Show every line that has the string "name" in it.
-- Start --
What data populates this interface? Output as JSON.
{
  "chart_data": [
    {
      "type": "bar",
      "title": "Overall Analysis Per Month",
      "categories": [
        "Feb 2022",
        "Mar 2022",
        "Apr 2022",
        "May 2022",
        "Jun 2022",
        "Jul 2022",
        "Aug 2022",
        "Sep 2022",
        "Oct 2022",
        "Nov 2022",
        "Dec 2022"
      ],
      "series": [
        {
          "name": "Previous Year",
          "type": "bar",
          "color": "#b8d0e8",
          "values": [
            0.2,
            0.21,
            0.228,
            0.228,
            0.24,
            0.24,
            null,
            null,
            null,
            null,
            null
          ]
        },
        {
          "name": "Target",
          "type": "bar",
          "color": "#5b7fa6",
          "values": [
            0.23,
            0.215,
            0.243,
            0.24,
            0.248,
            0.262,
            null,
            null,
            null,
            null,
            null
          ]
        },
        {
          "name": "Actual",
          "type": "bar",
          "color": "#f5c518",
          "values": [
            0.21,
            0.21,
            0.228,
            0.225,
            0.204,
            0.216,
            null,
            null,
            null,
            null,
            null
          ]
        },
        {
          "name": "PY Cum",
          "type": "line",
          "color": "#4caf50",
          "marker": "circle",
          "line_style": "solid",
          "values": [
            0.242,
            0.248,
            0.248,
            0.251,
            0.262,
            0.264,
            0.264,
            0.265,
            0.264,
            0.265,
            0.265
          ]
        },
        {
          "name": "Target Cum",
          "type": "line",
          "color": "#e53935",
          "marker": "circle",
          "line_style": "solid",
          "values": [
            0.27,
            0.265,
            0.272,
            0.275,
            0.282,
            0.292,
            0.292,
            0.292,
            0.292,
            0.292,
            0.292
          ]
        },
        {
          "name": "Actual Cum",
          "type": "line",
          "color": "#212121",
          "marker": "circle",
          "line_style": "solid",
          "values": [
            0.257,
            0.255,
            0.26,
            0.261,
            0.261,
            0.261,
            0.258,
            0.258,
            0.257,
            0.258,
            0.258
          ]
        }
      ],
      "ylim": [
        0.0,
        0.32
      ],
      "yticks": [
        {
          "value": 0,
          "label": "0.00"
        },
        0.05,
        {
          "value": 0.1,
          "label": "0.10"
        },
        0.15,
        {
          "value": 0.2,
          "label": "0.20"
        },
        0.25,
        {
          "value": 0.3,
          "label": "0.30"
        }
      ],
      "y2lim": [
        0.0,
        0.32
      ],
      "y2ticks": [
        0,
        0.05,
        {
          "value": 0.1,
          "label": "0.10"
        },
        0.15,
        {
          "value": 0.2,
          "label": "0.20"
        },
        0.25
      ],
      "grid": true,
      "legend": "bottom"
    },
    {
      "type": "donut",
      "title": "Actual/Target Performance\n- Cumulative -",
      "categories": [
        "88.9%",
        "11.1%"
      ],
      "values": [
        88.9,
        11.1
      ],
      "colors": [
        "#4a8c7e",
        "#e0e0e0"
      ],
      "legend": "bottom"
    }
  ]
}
-- End --
Answer to the task:
          "name": "Previous Year",
          "name": "Target",
          "name": "Actual",
          "name": "PY Cum",
          "name": "Target Cum",
          "name": "Actual Cum",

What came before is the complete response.